Records supplied:
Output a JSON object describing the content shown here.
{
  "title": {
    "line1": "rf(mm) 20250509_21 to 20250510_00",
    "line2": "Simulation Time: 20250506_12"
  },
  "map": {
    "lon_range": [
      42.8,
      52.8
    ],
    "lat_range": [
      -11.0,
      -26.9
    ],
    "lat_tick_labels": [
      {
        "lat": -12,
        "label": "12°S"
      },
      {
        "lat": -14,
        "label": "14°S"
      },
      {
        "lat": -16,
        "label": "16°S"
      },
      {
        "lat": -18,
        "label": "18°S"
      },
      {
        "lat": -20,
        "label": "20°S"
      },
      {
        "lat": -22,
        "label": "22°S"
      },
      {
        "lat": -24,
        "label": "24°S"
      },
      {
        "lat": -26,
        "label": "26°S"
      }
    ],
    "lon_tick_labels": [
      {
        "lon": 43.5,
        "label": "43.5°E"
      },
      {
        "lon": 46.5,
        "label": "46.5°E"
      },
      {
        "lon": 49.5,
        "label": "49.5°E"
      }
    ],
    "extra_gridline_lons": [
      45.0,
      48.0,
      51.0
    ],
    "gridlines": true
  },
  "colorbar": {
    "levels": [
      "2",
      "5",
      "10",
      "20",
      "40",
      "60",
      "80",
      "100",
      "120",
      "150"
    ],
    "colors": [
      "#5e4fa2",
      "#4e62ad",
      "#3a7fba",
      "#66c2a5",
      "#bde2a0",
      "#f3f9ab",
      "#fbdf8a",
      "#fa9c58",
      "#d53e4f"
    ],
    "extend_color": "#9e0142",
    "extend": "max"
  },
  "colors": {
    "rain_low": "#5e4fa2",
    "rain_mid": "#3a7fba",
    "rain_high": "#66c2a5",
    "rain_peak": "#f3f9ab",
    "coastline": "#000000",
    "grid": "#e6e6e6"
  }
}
--
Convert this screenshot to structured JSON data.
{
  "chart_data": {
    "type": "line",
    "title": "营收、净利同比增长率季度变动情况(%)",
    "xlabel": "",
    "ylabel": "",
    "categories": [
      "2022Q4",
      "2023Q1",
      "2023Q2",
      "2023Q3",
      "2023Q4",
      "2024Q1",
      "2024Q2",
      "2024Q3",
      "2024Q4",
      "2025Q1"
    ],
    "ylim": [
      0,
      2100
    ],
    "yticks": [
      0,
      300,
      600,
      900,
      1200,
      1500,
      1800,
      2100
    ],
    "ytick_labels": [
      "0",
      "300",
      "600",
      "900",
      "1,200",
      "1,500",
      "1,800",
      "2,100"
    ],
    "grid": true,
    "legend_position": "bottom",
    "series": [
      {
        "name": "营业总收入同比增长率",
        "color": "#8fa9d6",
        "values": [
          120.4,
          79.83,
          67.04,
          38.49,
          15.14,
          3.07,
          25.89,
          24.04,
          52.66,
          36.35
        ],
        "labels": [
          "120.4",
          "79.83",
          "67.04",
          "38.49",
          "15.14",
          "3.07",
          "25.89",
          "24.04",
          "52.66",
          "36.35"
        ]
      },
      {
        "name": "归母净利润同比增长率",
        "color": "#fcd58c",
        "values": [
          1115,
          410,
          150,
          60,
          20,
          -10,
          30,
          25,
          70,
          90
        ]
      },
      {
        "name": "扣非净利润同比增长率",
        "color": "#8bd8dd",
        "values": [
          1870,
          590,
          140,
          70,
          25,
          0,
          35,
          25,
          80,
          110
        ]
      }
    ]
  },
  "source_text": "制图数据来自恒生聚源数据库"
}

Written problem: Find and copy every line in the entries above where the string "name" occurs.

Complete answer:
        "name": "营业总收入同比增长率",
        "name": "归母净利润同比增长率",
        "name": "扣非净利润同比增长率",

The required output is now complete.